▶ _Written instruction_
Could you print every record below exactly as it appears?

▶ _Entries shown_
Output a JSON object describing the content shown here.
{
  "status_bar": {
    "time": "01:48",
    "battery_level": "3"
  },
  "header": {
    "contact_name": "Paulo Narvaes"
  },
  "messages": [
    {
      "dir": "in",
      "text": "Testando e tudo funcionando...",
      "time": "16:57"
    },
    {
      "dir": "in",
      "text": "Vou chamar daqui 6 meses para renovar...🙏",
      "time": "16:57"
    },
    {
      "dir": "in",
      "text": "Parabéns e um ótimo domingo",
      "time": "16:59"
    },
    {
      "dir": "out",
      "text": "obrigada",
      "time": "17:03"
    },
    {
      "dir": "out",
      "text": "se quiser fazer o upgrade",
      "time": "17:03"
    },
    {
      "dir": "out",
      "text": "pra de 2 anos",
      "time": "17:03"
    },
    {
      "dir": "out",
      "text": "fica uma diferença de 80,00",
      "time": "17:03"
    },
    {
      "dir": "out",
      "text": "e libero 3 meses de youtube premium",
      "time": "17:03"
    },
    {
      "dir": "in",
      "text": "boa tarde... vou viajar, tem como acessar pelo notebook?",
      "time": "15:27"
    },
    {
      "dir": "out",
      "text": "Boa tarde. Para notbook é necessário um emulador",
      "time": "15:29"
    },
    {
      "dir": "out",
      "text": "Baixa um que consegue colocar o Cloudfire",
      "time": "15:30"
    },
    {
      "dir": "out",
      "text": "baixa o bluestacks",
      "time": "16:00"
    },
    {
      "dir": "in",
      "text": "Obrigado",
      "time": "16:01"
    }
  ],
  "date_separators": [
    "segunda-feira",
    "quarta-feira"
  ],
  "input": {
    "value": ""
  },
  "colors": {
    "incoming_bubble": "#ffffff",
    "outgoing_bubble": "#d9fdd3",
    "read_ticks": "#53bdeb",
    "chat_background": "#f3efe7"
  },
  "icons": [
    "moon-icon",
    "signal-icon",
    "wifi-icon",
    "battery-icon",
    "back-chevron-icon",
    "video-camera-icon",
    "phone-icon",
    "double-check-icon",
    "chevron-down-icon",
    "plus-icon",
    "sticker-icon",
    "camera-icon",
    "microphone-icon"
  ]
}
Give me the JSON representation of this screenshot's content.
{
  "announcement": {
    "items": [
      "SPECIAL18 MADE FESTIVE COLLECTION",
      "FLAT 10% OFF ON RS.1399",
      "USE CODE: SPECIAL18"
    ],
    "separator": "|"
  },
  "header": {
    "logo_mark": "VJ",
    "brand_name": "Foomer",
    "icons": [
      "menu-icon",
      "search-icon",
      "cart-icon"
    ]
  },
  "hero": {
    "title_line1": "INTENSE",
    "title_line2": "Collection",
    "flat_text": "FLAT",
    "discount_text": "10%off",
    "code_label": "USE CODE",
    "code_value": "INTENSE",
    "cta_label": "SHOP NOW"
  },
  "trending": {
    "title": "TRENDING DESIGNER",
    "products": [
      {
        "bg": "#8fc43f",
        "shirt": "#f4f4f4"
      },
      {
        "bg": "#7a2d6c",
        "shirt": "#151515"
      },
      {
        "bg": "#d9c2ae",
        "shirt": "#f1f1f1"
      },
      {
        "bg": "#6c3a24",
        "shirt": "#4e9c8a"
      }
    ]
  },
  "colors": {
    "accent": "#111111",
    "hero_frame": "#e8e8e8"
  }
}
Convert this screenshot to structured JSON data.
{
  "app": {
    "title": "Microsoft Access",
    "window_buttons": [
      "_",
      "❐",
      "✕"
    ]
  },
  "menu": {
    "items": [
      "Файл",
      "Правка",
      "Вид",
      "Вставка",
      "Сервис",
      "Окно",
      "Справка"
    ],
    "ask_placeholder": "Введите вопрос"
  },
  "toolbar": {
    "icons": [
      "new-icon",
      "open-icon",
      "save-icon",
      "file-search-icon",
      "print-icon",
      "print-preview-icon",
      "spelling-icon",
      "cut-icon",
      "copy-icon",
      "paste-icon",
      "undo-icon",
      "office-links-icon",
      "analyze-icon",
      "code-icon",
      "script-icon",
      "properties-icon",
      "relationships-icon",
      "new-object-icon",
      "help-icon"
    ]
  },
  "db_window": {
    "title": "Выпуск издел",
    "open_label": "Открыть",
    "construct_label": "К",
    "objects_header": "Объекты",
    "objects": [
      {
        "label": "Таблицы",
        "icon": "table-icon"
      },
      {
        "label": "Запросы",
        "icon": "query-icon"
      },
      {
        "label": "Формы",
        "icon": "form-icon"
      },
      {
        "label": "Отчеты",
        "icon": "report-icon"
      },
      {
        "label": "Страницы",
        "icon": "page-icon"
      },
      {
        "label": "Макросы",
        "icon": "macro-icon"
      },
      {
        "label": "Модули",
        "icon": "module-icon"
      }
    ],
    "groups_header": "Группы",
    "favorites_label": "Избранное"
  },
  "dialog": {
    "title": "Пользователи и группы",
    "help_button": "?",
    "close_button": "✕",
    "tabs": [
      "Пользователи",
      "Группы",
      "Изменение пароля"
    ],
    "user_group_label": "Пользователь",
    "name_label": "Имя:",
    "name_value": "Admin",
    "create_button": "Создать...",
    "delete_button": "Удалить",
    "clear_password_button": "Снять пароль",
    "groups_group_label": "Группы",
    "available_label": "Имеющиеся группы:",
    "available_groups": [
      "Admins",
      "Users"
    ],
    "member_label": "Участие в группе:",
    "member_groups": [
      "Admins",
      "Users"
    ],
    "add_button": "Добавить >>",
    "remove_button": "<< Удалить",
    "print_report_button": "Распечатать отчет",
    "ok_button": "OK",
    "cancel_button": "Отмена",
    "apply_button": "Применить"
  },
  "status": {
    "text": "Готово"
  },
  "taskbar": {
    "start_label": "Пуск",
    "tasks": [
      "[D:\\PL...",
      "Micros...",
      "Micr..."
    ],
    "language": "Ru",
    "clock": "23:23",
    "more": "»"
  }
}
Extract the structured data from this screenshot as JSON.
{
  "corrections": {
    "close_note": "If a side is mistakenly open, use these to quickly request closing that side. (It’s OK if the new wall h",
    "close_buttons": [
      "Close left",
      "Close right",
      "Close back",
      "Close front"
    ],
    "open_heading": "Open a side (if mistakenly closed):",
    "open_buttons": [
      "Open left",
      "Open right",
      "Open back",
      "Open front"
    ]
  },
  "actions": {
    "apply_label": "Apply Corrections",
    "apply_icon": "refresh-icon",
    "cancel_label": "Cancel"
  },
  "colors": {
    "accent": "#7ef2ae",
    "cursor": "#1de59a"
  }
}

▶ _Response for this exercise_
Output a JSON object describing the content shown here.
{
  "status_bar": {
    "time": "01:48",
    "battery_level": "3"
  },
  "header": {
    "contact_name": "Paulo Narvaes"
  },
  "messages": [
    {
      "dir": "in",
      "text": "Testando e tudo funcionando...",
      "time": "16:57"
    },
    {
      "dir": "in",
      "text": "Vou chamar daqui 6 meses para renovar...🙏",
      "time": "16:57"
    },
    {
      "dir": "in",
      "text": "Parabéns e um ótimo domingo",
      "time": "16:59"
    },
    {
      "dir": "out",
      "text": "obrigada",
      "time": "17:03"
    },
    {
      "dir": "out",
      "text": "se quiser fazer o upgrade",
      "time": "17:03"
    },
    {
      "dir": "out",
      "text": "pra de 2 anos",
      "time": "17:03"
    },
    {
      "dir": "out",
      "text": "fica uma diferença de 80,00",
      "time": "17:03"
    },
    {
      "dir": "out",
      "text": "e libero 3 meses de youtube premium",
      "time": "17:03"
    },
    {
      "dir": "in",
      "text": "boa tarde... vou viajar, tem como acessar pelo notebook?",
      "time": "15:27"
    },
    {
      "dir": "out",
      "text": "Boa tarde. Para notbook é necessário um emulador",
      "time": "15:29"
    },
    {
      "dir": "out",
      "text": "Baixa um que consegue colocar o Cloudfire",
      "time": "15:30"
    },
    {
      "dir": "out",
      "text": "baixa o bluestacks",
      "time": "16:00"
    },
    {
      "dir": "in",
      "text": "Obrigado",
      "time": "16:01"
    }
  ],
  "date_separators": [
    "segunda-feira",
    "quarta-feira"
  ],
  "input": {
    "value": ""
  },
  "colors": {
    "incoming_bubble": "#ffffff",
    "outgoing_bubble": "#d9fdd3",
    "read_ticks": "#53bdeb",
    "chat_background": "#f3efe7"
  },
  "icons": [
    "moon-icon",
    "signal-icon",
    "wifi-icon",
    "battery-icon",
    "back-chevron-icon",
    "video-camera-icon",
    "phone-icon",
    "double-check-icon",
    "chevron-down-icon",
    "plus-icon",
    "sticker-icon",
    "camera-icon",
    "microphone-icon"
  ]
}
Give me the JSON representation of this screenshot's content.
{
  "announcement": {
    "items": [
      "SPECIAL18 MADE FESTIVE COLLECTION",
      "FLAT 10% OFF ON RS.1399",
      "USE CODE: SPECIAL18"
    ],
    "separator": "|"
  },
  "header": {
    "logo_mark": "VJ",
    "brand_name": "Foomer",
    "icons": [
      "menu-icon",
      "search-icon",
      "cart-icon"
    ]
  },
  "hero": {
    "title_line1": "INTENSE",
    "title_line2": "Collection",
    "flat_text": "FLAT",
    "discount_text": "10%off",
    "code_label": "USE CODE",
    "code_value": "INTENSE",
    "cta_label": "SHOP NOW"
  },
  "trending": {
    "title": "TRENDING DESIGNER",
    "products": [
      {
        "bg": "#8fc43f",
        "shirt": "#f4f4f4"
      },
      {
        "bg": "#7a2d6c",
        "shirt": "#151515"
      },
      {
        "bg": "#d9c2ae",
        "shirt": "#f1f1f1"
      },
      {
        "bg": "#6c3a24",
        "shirt": "#4e9c8a"
      }
    ]
  },
  "colors": {
    "accent": "#111111",
    "hero_frame": "#e8e8e8"
  }
}
Convert this screenshot to structured JSON data.
{
  "app": {
    "title": "Microsoft Access",
    "window_buttons": [
      "_",
      "❐",
      "✕"
    ]
  },
  "menu": {
    "items": [
      "Файл",
      "Правка",
      "Вид",
      "Вставка",
      "Сервис",
      "Окно",
      "Справка"
    ],
    "ask_placeholder": "Введите вопрос"
  },
  "toolbar": {
    "icons": [
      "new-icon",
      "open-icon",
      "save-icon",
      "file-search-icon",
      "print-icon",
      "print-preview-icon",
      "spelling-icon",
      "cut-icon",
      "copy-icon",
      "paste-icon",
      "undo-icon",
      "office-links-icon",
      "analyze-icon",
      "code-icon",
      "script-icon",
      "properties-icon",
      "relationships-icon",
      "new-object-icon",
      "help-icon"
    ]
  },
  "db_window": {
    "title": "Выпуск издел",
    "open_label": "Открыть",
    "construct_label": "К",
    "objects_header": "Объекты",
    "objects": [
      {
        "label": "Таблицы",
        "icon": "table-icon"
      },
      {
        "label": "Запросы",
        "icon": "query-icon"
      },
      {
        "label": "Формы",
        "icon": "form-icon"
      },
      {
        "label": "Отчеты",
        "icon": "report-icon"
      },
      {
        "label": "Страницы",
        "icon": "page-icon"
      },
      {
        "label": "Макросы",
        "icon": "macro-icon"
      },
      {
        "label": "Модули",
        "icon": "module-icon"
      }
    ],
    "groups_header": "Группы",
    "favorites_label": "Избранное"
  },
  "dialog": {
    "title": "Пользователи и группы",
    "help_button": "?",
    "close_button": "✕",
    "tabs": [
      "Пользователи",
      "Группы",
      "Изменение пароля"
    ],
    "user_group_label": "Пользователь",
    "name_label": "Имя:",
    "name_value": "Admin",
    "create_button": "Создать...",
    "delete_button": "Удалить",
    "clear_password_button": "Снять пароль",
    "groups_group_label": "Группы",
    "available_label": "Имеющиеся группы:",
    "available_groups": [
      "Admins",
      "Users"
    ],
    "member_label": "Участие в группе:",
    "member_groups": [
      "Admins",
      "Users"
    ],
    "add_button": "Добавить >>",
    "remove_button": "<< Удалить",
    "print_report_button": "Распечатать отчет",
    "ok_button": "OK",
    "cancel_button": "Отмена",
    "apply_button": "Применить"
  },
  "status": {
    "text": "Готово"
  },
  "taskbar": {
    "start_label": "Пуск",
    "tasks": [
      "[D:\\PL...",
      "Micros...",
      "Micr..."
    ],
    "language": "Ru",
    "clock": "23:23",
    "more": "»"
  }
}
Extract the structured data from this screenshot as JSON.
{
  "corrections": {
    "close_note": "If a side is mistakenly open, use these to quickly request closing that side. (It’s OK if the new wall h",
    "close_buttons": [
      "Close left",
      "Close right",
      "Close back",
      "Close front"
    ],
    "open_heading": "Open a side (if mistakenly closed):",
    "open_buttons": [
      "Open left",
      "Open right",
      "Open back",
      "Open front"
    ]
  },
  "actions": {
    "apply_label": "Apply Corrections",
    "apply_icon": "refresh-icon",
    "cancel_label": "Cancel"
  },
  "colors": {
    "accent": "#7ef2ae",
    "cursor": "#1de59a"
  }
}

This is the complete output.